***** Material shown

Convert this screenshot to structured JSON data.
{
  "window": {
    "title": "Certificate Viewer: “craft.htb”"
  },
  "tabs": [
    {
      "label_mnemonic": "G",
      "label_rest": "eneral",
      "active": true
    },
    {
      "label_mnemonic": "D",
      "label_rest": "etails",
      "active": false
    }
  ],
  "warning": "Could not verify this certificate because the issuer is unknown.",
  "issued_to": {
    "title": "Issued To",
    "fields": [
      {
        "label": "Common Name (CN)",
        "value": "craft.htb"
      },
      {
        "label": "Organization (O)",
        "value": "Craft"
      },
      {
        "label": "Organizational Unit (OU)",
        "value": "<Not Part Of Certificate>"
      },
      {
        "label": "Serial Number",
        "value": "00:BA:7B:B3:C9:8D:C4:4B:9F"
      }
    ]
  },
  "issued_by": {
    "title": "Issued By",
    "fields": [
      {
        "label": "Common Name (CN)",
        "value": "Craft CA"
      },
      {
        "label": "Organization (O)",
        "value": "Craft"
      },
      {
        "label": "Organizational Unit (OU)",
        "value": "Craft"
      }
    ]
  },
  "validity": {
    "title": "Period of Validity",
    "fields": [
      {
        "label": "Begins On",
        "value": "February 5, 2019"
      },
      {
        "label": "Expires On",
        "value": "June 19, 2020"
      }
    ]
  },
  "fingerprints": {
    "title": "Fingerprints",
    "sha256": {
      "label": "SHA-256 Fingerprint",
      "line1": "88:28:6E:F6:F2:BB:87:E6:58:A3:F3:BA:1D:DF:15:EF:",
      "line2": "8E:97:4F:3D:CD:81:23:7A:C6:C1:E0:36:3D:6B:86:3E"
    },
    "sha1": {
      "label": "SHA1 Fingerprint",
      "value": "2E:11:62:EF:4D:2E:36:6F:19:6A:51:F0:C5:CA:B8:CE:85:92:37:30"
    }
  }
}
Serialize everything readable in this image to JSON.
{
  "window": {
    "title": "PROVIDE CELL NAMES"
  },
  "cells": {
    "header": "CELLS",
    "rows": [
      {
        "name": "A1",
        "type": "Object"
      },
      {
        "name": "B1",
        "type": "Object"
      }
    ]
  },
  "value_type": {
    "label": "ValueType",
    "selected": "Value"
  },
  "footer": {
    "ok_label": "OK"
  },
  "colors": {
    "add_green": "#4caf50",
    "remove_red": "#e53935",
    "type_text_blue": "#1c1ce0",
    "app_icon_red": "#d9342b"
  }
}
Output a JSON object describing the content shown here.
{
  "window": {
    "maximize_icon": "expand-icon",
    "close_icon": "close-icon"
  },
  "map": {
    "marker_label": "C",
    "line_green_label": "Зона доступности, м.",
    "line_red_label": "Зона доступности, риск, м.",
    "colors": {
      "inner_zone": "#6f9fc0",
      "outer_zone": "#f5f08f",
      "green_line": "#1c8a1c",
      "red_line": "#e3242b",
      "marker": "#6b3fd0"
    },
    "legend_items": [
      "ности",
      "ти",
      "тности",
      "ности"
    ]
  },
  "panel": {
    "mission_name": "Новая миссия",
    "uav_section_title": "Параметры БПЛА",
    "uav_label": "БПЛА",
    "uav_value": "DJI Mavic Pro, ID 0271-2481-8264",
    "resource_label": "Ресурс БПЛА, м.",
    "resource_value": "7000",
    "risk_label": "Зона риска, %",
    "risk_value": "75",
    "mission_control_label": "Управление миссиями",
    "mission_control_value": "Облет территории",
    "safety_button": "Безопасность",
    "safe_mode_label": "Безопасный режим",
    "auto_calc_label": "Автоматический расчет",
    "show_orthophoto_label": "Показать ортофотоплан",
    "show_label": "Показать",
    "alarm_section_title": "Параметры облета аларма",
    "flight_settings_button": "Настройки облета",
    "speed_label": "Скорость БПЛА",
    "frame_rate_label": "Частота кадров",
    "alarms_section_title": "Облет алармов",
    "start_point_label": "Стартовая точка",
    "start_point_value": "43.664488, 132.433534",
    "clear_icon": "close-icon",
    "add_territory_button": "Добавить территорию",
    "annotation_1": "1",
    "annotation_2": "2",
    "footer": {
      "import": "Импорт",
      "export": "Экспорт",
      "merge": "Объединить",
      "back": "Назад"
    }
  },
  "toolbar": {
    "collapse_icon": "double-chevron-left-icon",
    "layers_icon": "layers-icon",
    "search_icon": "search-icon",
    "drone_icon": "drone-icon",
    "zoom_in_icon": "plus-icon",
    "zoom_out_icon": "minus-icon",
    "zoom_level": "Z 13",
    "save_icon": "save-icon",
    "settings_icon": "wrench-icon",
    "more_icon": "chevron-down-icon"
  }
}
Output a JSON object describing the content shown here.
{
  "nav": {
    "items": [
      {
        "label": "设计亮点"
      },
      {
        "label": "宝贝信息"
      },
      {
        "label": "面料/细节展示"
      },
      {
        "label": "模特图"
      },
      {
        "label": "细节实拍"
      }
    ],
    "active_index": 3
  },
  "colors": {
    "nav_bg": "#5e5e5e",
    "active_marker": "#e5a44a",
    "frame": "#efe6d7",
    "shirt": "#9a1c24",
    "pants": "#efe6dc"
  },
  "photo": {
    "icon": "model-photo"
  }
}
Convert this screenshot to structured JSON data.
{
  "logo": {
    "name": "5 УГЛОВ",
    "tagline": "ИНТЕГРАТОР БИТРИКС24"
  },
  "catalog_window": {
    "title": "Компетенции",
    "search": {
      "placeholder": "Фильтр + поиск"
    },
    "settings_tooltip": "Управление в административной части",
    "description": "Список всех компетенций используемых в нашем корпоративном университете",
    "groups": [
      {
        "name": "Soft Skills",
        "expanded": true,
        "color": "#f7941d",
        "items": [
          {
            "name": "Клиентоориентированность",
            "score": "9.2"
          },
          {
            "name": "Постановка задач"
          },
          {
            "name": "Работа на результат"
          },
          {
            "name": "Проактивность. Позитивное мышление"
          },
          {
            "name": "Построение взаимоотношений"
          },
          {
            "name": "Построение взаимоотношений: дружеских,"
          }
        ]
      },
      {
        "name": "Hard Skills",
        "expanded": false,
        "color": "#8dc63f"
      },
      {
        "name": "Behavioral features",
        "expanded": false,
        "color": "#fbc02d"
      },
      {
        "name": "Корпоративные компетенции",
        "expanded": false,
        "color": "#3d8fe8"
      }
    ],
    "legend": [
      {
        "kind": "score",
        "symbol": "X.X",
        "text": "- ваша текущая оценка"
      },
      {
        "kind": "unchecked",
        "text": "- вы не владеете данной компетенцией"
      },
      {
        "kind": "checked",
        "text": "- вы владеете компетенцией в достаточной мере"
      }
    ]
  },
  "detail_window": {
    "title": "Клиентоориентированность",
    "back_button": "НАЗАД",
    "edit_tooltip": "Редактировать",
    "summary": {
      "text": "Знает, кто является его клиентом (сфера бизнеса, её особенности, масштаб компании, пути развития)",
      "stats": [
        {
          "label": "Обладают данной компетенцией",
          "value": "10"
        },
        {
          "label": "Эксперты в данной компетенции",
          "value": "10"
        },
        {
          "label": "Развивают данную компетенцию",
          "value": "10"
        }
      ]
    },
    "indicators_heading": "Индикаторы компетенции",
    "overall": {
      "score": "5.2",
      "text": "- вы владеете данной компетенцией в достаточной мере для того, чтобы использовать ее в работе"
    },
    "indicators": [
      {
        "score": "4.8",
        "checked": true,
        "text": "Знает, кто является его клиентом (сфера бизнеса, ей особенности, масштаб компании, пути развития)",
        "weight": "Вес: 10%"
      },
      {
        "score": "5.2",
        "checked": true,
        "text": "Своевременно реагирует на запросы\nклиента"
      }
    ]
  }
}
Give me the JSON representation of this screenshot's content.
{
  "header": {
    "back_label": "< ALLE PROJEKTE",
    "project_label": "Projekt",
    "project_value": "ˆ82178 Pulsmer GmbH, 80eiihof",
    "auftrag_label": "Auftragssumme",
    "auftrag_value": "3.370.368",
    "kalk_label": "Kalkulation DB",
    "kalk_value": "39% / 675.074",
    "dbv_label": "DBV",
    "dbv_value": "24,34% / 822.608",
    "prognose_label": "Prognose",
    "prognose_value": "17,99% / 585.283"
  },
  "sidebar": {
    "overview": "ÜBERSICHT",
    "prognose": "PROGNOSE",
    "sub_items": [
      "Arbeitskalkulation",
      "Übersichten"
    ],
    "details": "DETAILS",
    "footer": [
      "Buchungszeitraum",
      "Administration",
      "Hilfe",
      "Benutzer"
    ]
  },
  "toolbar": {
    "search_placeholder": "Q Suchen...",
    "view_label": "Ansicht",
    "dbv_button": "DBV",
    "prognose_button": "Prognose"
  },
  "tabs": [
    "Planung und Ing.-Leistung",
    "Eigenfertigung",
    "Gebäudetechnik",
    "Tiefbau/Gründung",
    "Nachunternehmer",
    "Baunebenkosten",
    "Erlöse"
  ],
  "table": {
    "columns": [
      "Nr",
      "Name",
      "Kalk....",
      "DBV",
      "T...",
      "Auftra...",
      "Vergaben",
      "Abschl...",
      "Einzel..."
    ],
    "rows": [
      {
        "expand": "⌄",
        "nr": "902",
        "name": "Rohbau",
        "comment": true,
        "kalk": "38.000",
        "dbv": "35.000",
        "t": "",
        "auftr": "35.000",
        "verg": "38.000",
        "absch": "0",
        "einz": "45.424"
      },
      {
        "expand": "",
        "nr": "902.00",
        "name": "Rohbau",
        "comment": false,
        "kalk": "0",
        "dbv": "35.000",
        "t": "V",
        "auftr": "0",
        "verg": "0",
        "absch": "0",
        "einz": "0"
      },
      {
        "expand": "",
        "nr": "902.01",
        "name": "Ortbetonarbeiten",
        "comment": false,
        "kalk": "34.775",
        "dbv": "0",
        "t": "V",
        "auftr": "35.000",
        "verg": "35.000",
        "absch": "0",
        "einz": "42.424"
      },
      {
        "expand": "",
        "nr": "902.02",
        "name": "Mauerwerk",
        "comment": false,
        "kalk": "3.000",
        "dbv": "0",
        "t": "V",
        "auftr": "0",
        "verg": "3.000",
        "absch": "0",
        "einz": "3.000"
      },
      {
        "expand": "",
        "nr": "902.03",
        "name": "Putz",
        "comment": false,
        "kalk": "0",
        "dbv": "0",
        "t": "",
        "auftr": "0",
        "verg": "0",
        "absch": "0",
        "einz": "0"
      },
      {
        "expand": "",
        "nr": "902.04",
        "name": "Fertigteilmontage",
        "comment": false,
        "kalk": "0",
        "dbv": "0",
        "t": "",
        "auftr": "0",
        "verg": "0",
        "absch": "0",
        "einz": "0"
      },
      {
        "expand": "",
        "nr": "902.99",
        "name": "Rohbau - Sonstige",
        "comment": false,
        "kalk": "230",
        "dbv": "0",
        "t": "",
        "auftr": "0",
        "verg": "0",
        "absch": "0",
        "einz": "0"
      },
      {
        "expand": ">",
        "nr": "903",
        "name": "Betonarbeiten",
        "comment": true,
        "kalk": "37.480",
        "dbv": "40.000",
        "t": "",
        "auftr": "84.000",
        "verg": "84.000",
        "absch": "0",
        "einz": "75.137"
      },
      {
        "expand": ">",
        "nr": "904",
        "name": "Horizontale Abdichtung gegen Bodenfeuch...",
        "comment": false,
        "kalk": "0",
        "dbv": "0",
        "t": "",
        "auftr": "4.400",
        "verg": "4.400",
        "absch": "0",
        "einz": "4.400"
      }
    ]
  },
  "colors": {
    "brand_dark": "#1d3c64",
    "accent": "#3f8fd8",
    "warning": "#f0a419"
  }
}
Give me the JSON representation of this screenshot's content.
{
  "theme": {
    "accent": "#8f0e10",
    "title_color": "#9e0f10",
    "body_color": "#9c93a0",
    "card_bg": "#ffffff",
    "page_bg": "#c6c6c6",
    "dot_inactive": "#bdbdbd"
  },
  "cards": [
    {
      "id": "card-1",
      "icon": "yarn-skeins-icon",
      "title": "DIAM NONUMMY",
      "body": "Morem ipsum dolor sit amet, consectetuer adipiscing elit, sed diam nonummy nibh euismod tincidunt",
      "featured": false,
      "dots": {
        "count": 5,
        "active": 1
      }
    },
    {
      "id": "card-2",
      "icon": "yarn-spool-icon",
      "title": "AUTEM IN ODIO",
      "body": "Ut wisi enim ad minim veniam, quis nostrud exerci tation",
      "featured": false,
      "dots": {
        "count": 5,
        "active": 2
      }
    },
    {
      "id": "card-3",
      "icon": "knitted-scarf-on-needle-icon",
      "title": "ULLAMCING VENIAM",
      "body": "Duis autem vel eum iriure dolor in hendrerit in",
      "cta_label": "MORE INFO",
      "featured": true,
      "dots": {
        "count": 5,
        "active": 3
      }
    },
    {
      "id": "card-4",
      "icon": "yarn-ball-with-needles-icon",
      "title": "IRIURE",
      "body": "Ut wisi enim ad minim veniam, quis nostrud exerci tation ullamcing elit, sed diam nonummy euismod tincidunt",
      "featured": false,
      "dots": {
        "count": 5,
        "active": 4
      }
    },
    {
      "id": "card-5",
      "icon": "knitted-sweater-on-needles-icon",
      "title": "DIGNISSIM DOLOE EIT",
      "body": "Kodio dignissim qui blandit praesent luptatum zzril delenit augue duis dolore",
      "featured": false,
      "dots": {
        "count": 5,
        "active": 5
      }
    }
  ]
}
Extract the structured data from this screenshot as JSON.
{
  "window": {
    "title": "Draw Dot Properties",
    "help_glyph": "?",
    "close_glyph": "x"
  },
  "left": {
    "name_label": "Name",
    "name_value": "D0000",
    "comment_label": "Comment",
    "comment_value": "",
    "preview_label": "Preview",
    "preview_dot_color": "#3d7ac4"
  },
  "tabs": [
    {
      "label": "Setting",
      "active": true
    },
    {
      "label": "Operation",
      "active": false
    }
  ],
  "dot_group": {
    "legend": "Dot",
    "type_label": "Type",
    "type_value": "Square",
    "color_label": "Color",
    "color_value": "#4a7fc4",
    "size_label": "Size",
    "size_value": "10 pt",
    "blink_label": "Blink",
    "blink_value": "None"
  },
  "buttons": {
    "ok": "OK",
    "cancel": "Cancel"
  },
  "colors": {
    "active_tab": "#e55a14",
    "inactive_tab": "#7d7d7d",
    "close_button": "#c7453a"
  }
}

**********

● Work required
Which lines above contain "euismod"? Show each of them.

● Result
      "body": "Morem ipsum dolor sit amet, consectetuer adipiscing elit, sed diam nonummy nibh euismod tincidunt",
      "body": "Ut wisi enim ad minim veniam, quis nostrud exerci tation ullamcing elit, sed diam nonummy euismod tincidunt",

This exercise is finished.